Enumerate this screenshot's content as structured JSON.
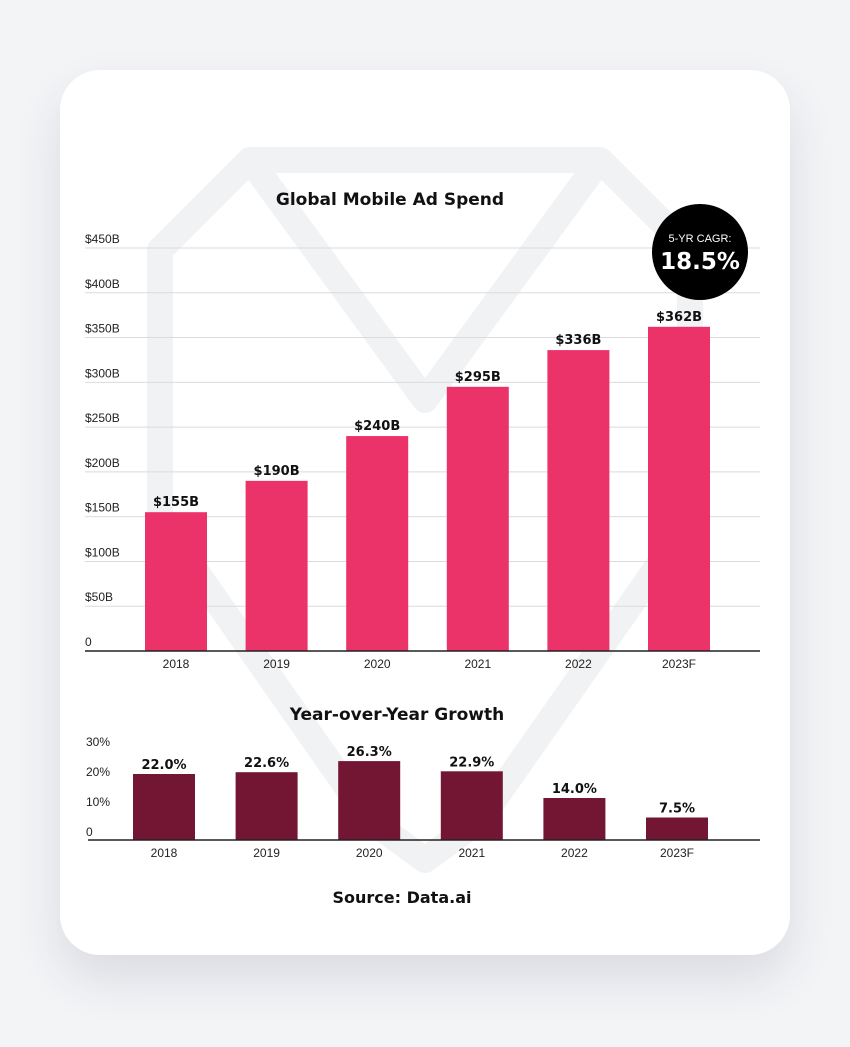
{
  "colors": {
    "background": "#f3f4f6",
    "card": "#ffffff",
    "spend_bar": "#eb336a",
    "growth_bar": "#731634",
    "badge": "#000000",
    "text": "#111111"
  },
  "chart_data": [
    {
      "type": "bar",
      "title": "Global Mobile Ad Spend",
      "xlabel": "",
      "ylabel": "",
      "categories": [
        "2018",
        "2019",
        "2020",
        "2021",
        "2022",
        "2023F"
      ],
      "values": [
        155,
        190,
        240,
        295,
        336,
        362
      ],
      "value_labels": [
        "$155B",
        "$190B",
        "$240B",
        "$295B",
        "$336B",
        "$362B"
      ],
      "ylim": [
        0,
        450
      ],
      "yticks": [
        0,
        50,
        100,
        150,
        200,
        250,
        300,
        350,
        400,
        450
      ],
      "ytick_labels": [
        "0",
        "$50B",
        "$100B",
        "$150B",
        "$200B",
        "$250B",
        "$300B",
        "$350B",
        "$400B",
        "$450B"
      ],
      "grid": true,
      "annotation": {
        "label": "5-YR CAGR:",
        "value": "18.5%"
      }
    },
    {
      "type": "bar",
      "title": "Year-over-Year Growth",
      "xlabel": "",
      "ylabel": "",
      "categories": [
        "2018",
        "2019",
        "2020",
        "2021",
        "2022",
        "2023F"
      ],
      "values": [
        22.0,
        22.6,
        26.3,
        22.9,
        14.0,
        7.5
      ],
      "value_labels": [
        "22.0%",
        "22.6%",
        "26.3%",
        "22.9%",
        "14.0%",
        "7.5%"
      ],
      "ylim": [
        0,
        30
      ],
      "yticks": [
        0,
        10,
        20,
        30
      ],
      "ytick_labels": [
        "0",
        "10%",
        "20%",
        "30%"
      ],
      "grid": false
    }
  ],
  "source": "Source: Data.ai"
}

▸ TASK STATEMENT:
Quote every entry exactly, with the pictures omitted.

▸ WRITTEN RESPONSE:
Enumerate this screenshot's content as structured JSON.
{
  "colors": {
    "background": "#f3f4f6",
    "card": "#ffffff",
    "spend_bar": "#eb336a",
    "growth_bar": "#731634",
    "badge": "#000000",
    "text": "#111111"
  },
  "chart_data": [
    {
      "type": "bar",
      "title": "Global Mobile Ad Spend",
      "xlabel": "",
      "ylabel": "",
      "categories": [
        "2018",
        "2019",
        "2020",
        "2021",
        "2022",
        "2023F"
      ],
      "values": [
        155,
        190,
        240,
        295,
        336,
        362
      ],
      "value_labels": [
        "$155B",
        "$190B",
        "$240B",
        "$295B",
        "$336B",
        "$362B"
      ],
      "ylim": [
        0,
        450
      ],
      "yticks": [
        0,
        50,
        100,
        150,
        200,
        250,
        300,
        350,
        400,
        450
      ],
      "ytick_labels": [
        "0",
        "$50B",
        "$100B",
        "$150B",
        "$200B",
        "$250B",
        "$300B",
        "$350B",
        "$400B",
        "$450B"
      ],
      "grid": true,
      "annotation": {
        "label": "5-YR CAGR:",
        "value": "18.5%"
      }
    },
    {
      "type": "bar",
      "title": "Year-over-Year Growth",
      "xlabel": "",
      "ylabel": "",
      "categories": [
        "2018",
        "2019",
        "2020",
        "2021",
        "2022",
        "2023F"
      ],
      "values": [
        22.0,
        22.6,
        26.3,
        22.9,
        14.0,
        7.5
      ],
      "value_labels": [
        "22.0%",
        "22.6%",
        "26.3%",
        "22.9%",
        "14.0%",
        "7.5%"
      ],
      "ylim": [
        0,
        30
      ],
      "yticks": [
        0,
        10,
        20,
        30
      ],
      "ytick_labels": [
        "0",
        "10%",
        "20%",
        "30%"
      ],
      "grid": false
    }
  ],
  "source": "Source: Data.ai"
}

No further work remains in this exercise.